Output every line of the data exactly as it appears.

— begin —

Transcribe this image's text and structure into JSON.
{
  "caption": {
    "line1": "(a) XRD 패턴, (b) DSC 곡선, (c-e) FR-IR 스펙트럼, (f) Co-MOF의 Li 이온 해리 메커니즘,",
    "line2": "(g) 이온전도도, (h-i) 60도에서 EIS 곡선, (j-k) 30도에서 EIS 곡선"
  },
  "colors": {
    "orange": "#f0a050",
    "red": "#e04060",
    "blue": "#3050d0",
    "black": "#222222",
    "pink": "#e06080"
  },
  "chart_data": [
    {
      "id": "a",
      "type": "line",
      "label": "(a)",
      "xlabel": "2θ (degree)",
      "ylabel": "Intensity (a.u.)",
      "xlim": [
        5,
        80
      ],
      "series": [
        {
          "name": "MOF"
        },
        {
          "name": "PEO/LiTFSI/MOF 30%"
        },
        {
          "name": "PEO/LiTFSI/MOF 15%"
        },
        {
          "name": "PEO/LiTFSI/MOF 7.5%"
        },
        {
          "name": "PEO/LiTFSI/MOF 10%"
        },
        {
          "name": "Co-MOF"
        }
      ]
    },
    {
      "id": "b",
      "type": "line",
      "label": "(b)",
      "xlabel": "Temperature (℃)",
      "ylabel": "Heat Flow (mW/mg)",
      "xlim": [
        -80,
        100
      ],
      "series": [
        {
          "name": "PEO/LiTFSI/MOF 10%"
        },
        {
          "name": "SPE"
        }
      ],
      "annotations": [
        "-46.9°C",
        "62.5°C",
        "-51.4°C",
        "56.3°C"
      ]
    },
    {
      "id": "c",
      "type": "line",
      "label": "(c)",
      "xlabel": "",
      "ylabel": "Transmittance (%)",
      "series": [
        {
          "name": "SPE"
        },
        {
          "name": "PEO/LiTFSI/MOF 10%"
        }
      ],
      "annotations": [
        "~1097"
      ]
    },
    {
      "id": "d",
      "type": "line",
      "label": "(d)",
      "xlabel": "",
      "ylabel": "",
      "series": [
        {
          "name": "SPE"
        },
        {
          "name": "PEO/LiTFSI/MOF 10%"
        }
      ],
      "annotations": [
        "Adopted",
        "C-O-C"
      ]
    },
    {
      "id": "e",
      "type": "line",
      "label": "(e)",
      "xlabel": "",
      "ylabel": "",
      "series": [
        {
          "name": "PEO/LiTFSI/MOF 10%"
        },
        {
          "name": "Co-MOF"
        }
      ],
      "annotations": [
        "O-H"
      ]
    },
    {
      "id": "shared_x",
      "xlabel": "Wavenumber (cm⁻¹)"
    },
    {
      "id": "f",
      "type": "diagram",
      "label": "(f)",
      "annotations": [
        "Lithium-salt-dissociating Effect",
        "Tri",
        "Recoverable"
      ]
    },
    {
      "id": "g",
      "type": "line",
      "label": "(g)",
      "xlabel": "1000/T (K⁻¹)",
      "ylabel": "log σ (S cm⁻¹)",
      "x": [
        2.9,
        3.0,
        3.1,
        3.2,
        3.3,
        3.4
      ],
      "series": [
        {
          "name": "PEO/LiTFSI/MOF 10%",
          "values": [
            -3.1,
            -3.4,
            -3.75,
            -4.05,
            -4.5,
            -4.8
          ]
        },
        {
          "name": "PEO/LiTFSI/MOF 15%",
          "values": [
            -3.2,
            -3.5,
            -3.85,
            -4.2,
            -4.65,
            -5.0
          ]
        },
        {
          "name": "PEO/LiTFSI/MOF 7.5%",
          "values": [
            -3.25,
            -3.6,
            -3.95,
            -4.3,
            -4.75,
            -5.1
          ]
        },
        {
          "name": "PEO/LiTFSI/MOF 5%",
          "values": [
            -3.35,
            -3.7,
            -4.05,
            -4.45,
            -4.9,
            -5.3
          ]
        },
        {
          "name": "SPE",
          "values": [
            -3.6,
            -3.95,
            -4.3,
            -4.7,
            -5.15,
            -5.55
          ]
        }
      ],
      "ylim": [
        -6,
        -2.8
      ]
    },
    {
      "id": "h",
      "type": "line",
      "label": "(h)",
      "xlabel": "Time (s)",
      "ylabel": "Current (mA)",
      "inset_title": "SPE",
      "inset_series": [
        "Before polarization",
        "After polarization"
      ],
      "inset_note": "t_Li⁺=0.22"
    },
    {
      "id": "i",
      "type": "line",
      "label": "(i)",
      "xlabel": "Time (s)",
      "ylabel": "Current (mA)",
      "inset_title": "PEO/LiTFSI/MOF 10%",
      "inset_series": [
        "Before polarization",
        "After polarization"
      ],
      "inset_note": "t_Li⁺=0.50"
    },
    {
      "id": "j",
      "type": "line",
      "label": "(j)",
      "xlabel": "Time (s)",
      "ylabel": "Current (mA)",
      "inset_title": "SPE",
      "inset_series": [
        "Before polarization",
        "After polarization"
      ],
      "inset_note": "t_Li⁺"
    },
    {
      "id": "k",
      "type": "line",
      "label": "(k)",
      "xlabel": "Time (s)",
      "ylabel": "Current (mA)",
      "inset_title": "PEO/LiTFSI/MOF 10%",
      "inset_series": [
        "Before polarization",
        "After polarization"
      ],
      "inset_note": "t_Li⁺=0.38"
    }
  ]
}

— end —

# The solution
Transcribe this image's text and structure into JSON.
{
  "caption": {
    "line1": "(a) XRD 패턴, (b) DSC 곡선, (c-e) FR-IR 스펙트럼, (f) Co-MOF의 Li 이온 해리 메커니즘,",
    "line2": "(g) 이온전도도, (h-i) 60도에서 EIS 곡선, (j-k) 30도에서 EIS 곡선"
  },
  "colors": {
    "orange": "#f0a050",
    "red": "#e04060",
    "blue": "#3050d0",
    "black": "#222222",
    "pink": "#e06080"
  },
  "chart_data": [
    {
      "id": "a",
      "type": "line",
      "label": "(a)",
      "xlabel": "2θ (degree)",
      "ylabel": "Intensity (a.u.)",
      "xlim": [
        5,
        80
      ],
      "series": [
        {
          "name": "MOF"
        },
        {
          "name": "PEO/LiTFSI/MOF 30%"
        },
        {
          "name": "PEO/LiTFSI/MOF 15%"
        },
        {
          "name": "PEO/LiTFSI/MOF 7.5%"
        },
        {
          "name": "PEO/LiTFSI/MOF 10%"
        },
        {
          "name": "Co-MOF"
        }
      ]
    },
    {
      "id": "b",
      "type": "line",
      "label": "(b)",
      "xlabel": "Temperature (℃)",
      "ylabel": "Heat Flow (mW/mg)",
      "xlim": [
        -80,
        100
      ],
      "series": [
        {
          "name": "PEO/LiTFSI/MOF 10%"
        },
        {
          "name": "SPE"
        }
      ],
      "annotations": [
        "-46.9°C",
        "62.5°C",
        "-51.4°C",
        "56.3°C"
      ]
    },
    {
      "id": "c",
      "type": "line",
      "label": "(c)",
      "xlabel": "",
      "ylabel": "Transmittance (%)",
      "series": [
        {
          "name": "SPE"
        },
        {
          "name": "PEO/LiTFSI/MOF 10%"
        }
      ],
      "annotations": [
        "~1097"
      ]
    },
    {
      "id": "d",
      "type": "line",
      "label": "(d)",
      "xlabel": "",
      "ylabel": "",
      "series": [
        {
          "name": "SPE"
        },
        {
          "name": "PEO/LiTFSI/MOF 10%"
        }
      ],
      "annotations": [
        "Adopted",
        "C-O-C"
      ]
    },
    {
      "id": "e",
      "type": "line",
      "label": "(e)",
      "xlabel": "",
      "ylabel": "",
      "series": [
        {
          "name": "PEO/LiTFSI/MOF 10%"
        },
        {
          "name": "Co-MOF"
        }
      ],
      "annotations": [
        "O-H"
      ]
    },
    {
      "id": "shared_x",
      "xlabel": "Wavenumber (cm⁻¹)"
    },
    {
      "id": "f",
      "type": "diagram",
      "label": "(f)",
      "annotations": [
        "Lithium-salt-dissociating Effect",
        "Tri",
        "Recoverable"
      ]
    },
    {
      "id": "g",
      "type": "line",
      "label": "(g)",
      "xlabel": "1000/T (K⁻¹)",
      "ylabel": "log σ (S cm⁻¹)",
      "x": [
        2.9,
        3.0,
        3.1,
        3.2,
        3.3,
        3.4
      ],
      "series": [
        {
          "name": "PEO/LiTFSI/MOF 10%",
          "values": [
            -3.1,
            -3.4,
            -3.75,
            -4.05,
            -4.5,
            -4.8
          ]
        },
        {
          "name": "PEO/LiTFSI/MOF 15%",
          "values": [
            -3.2,
            -3.5,
            -3.85,
            -4.2,
            -4.65,
            -5.0
          ]
        },
        {
          "name": "PEO/LiTFSI/MOF 7.5%",
          "values": [
            -3.25,
            -3.6,
            -3.95,
            -4.3,
            -4.75,
            -5.1
          ]
        },
        {
          "name": "PEO/LiTFSI/MOF 5%",
          "values": [
            -3.35,
            -3.7,
            -4.05,
            -4.45,
            -4.9,
            -5.3
          ]
        },
        {
          "name": "SPE",
          "values": [
            -3.6,
            -3.95,
            -4.3,
            -4.7,
            -5.15,
            -5.55
          ]
        }
      ],
      "ylim": [
        -6,
        -2.8
      ]
    },
    {
      "id": "h",
      "type": "line",
      "label": "(h)",
      "xlabel": "Time (s)",
      "ylabel": "Current (mA)",
      "inset_title": "SPE",
      "inset_series": [
        "Before polarization",
        "After polarization"
      ],
      "inset_note": "t_Li⁺=0.22"
    },
    {
      "id": "i",
      "type": "line",
      "label": "(i)",
      "xlabel": "Time (s)",
      "ylabel": "Current (mA)",
      "inset_title": "PEO/LiTFSI/MOF 10%",
      "inset_series": [
        "Before polarization",
        "After polarization"
      ],
      "inset_note": "t_Li⁺=0.50"
    },
    {
      "id": "j",
      "type": "line",
      "label": "(j)",
      "xlabel": "Time (s)",
      "ylabel": "Current (mA)",
      "inset_title": "SPE",
      "inset_series": [
        "Before polarization",
        "After polarization"
      ],
      "inset_note": "t_Li⁺"
    },
    {
      "id": "k",
      "type": "line",
      "label": "(k)",
      "xlabel": "Time (s)",
      "ylabel": "Current (mA)",
      "inset_title": "PEO/LiTFSI/MOF 10%",
      "inset_series": [
        "Before polarization",
        "After polarization"
      ],
      "inset_note": "t_Li⁺=0.38"
    }
  ]
}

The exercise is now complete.